───── WORKING DATA

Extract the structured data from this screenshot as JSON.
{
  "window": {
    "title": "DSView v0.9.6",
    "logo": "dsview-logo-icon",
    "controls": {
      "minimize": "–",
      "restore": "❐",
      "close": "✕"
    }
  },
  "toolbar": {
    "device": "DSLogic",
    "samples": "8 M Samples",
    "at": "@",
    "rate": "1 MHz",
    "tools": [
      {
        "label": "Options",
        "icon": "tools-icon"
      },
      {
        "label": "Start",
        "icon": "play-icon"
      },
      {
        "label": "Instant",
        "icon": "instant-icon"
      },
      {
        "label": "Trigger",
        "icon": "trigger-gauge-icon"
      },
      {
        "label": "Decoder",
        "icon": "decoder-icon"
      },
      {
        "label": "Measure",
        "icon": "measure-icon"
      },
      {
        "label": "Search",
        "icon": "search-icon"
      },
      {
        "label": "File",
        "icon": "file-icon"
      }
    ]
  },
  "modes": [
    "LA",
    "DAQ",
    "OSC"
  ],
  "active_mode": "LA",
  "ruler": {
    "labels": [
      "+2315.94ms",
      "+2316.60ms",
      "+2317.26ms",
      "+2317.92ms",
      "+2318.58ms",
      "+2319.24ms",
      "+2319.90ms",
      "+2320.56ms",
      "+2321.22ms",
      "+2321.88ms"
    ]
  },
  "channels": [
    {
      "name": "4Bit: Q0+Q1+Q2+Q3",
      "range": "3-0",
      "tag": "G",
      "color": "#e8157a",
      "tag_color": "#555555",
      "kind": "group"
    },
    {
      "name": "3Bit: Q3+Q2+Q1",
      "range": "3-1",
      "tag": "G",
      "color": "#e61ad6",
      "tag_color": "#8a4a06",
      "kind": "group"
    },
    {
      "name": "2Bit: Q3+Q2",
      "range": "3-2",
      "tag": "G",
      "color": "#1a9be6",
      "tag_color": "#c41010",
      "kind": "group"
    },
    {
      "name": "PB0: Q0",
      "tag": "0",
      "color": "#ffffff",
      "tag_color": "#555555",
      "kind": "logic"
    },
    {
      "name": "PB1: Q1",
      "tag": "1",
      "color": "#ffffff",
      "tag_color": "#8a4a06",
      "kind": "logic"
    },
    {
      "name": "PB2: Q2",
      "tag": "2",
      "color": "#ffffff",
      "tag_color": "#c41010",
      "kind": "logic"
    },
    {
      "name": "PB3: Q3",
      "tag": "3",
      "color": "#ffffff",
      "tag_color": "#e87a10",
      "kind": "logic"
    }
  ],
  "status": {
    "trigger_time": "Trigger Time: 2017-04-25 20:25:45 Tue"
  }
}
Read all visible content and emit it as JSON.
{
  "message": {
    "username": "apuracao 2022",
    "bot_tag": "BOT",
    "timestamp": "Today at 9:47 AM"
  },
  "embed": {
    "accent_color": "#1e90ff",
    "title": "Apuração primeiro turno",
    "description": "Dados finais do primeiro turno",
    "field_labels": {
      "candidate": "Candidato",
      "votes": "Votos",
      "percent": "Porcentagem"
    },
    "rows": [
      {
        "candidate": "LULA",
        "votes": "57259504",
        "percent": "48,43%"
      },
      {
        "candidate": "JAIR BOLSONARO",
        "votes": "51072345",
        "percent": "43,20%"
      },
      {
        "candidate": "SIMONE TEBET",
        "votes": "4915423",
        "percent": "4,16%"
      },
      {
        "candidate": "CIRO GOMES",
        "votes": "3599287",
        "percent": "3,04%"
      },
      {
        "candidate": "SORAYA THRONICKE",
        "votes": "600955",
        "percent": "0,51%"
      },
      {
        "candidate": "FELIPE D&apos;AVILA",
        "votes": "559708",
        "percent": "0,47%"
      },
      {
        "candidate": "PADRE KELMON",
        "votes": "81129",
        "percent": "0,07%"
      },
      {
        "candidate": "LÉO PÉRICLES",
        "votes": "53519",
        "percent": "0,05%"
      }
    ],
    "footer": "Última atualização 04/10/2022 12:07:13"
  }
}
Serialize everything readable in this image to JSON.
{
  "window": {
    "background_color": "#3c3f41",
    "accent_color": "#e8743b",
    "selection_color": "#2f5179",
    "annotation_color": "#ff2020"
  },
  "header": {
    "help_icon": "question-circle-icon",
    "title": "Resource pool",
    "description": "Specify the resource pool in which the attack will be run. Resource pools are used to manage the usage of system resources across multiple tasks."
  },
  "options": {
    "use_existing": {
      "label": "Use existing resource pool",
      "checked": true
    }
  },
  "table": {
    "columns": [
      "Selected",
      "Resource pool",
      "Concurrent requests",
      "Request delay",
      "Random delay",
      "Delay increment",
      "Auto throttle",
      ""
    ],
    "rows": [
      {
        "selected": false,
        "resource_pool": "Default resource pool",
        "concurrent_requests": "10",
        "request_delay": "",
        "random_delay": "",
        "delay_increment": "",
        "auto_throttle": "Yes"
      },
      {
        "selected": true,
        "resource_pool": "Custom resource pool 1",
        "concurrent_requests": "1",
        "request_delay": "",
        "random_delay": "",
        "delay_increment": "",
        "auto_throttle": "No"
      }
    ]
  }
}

──────────

» **INSTRUCTION**:
State only the number of lines in these entries that contain "JSON".

» **CORRECT RESULT**:
3